Task directions: Please state how many lines of the records hold the string "Lack", giving nothing but the number.

Data:

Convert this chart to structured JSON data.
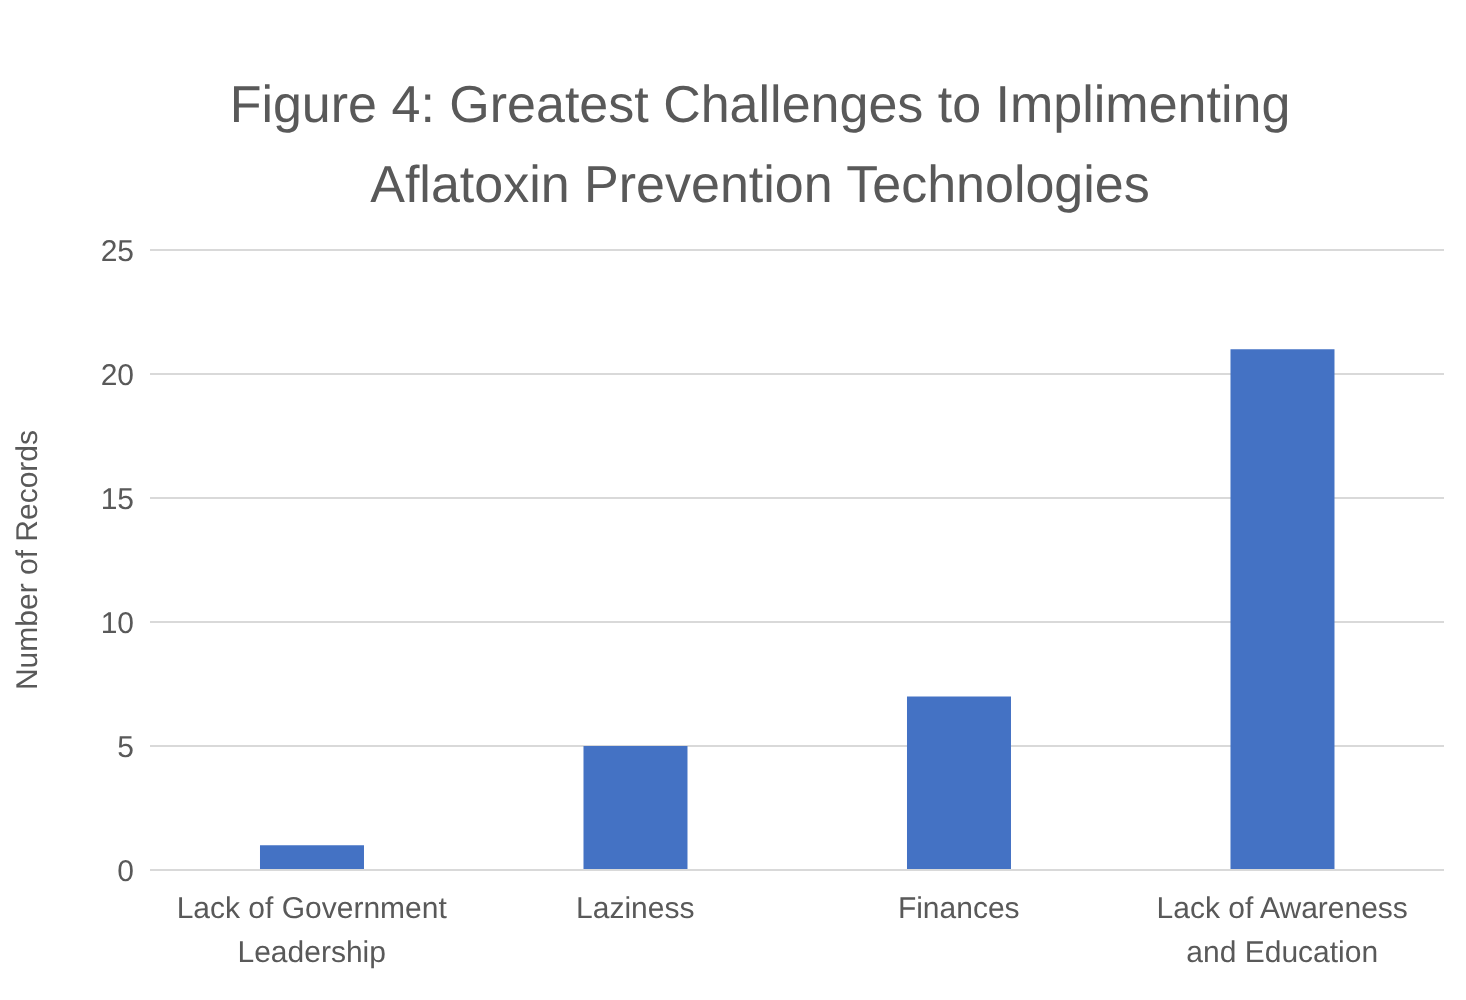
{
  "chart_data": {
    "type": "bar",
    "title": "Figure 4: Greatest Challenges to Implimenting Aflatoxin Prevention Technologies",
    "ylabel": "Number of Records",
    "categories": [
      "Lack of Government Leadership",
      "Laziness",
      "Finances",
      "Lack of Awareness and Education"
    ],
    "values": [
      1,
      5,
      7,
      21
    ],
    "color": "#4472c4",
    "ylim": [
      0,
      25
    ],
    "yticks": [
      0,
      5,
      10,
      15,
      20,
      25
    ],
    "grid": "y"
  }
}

Solution: 2